WRITTEN INSTRUCTION ::
Without the pictures, copy the entries below word for word.

EXCERPTED DATA ::
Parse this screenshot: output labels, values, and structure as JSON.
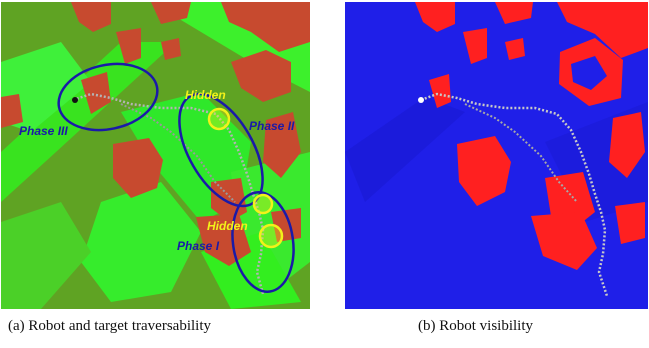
{
  "panels": [
    {
      "caption": "(a) Robot and target traversability",
      "labels": {
        "phase_1": "Phase I",
        "phase_2": "Phase II",
        "phase_3": "Phase III",
        "hidden_1": "Hidden",
        "hidden_2": "Hidden"
      }
    },
    {
      "caption": "(b) Robot visibility"
    }
  ],
  "colors": {
    "traversable_green": "#33ee1f",
    "untraversable_olive": "#5fa323",
    "obstacle_red": "#c74a2f",
    "visible_blue": "#1f1fe8",
    "nonvisible_red": "#ff2020",
    "ellipse_blue": "#1a1aa8",
    "hidden_yellow": "#f2f21a",
    "path_gray": "#b4b4b4"
  }
}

SOLUTION FOR THIS EXERCISE ::
Parse this screenshot: output labels, values, and structure as JSON.
{
  "panels": [
    {
      "caption": "(a) Robot and target traversability",
      "labels": {
        "phase_1": "Phase I",
        "phase_2": "Phase II",
        "phase_3": "Phase III",
        "hidden_1": "Hidden",
        "hidden_2": "Hidden"
      }
    },
    {
      "caption": "(b) Robot visibility"
    }
  ],
  "colors": {
    "traversable_green": "#33ee1f",
    "untraversable_olive": "#5fa323",
    "obstacle_red": "#c74a2f",
    "visible_blue": "#1f1fe8",
    "nonvisible_red": "#ff2020",
    "ellipse_blue": "#1a1aa8",
    "hidden_yellow": "#f2f21a",
    "path_gray": "#b4b4b4"
  }
}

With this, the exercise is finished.